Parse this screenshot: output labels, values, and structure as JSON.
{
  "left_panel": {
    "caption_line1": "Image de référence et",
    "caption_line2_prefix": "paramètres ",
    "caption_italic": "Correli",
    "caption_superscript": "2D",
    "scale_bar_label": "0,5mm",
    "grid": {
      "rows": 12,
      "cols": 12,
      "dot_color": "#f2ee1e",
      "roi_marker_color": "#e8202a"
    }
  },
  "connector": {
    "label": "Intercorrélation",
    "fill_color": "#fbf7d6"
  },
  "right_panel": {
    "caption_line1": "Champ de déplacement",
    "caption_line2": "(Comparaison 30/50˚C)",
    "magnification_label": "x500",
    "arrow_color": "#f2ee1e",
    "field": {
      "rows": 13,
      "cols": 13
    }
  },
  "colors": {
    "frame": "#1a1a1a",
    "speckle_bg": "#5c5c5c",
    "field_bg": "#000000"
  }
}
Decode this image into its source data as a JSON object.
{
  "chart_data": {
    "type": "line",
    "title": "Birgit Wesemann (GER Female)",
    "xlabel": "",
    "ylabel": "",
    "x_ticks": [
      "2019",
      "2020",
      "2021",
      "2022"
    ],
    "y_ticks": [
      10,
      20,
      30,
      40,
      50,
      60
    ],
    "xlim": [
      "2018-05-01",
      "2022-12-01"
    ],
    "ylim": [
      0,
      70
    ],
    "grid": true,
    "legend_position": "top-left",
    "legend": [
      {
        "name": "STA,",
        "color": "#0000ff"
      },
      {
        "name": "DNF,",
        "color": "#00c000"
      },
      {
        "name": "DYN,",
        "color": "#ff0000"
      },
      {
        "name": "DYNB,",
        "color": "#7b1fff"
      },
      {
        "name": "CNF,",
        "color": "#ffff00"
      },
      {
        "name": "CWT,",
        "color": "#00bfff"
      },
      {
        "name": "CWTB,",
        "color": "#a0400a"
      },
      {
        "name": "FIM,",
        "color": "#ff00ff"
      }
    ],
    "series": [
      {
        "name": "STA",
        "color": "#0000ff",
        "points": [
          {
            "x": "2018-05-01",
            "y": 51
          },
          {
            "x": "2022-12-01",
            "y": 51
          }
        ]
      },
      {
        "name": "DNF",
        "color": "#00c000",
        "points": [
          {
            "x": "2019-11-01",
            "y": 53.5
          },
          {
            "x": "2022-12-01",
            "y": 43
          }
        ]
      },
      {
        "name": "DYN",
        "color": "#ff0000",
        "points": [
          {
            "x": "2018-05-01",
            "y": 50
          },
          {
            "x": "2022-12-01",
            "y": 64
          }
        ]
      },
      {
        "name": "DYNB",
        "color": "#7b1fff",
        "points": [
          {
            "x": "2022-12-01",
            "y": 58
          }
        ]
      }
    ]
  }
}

WHAT THE TASK REQUIRES >>
Return only those lines of the records that contain the string "this".

OUTPUT >>
Parse this screenshot: output labels, values, and structure as JSON.
Decode this image into its source data as a JSON object.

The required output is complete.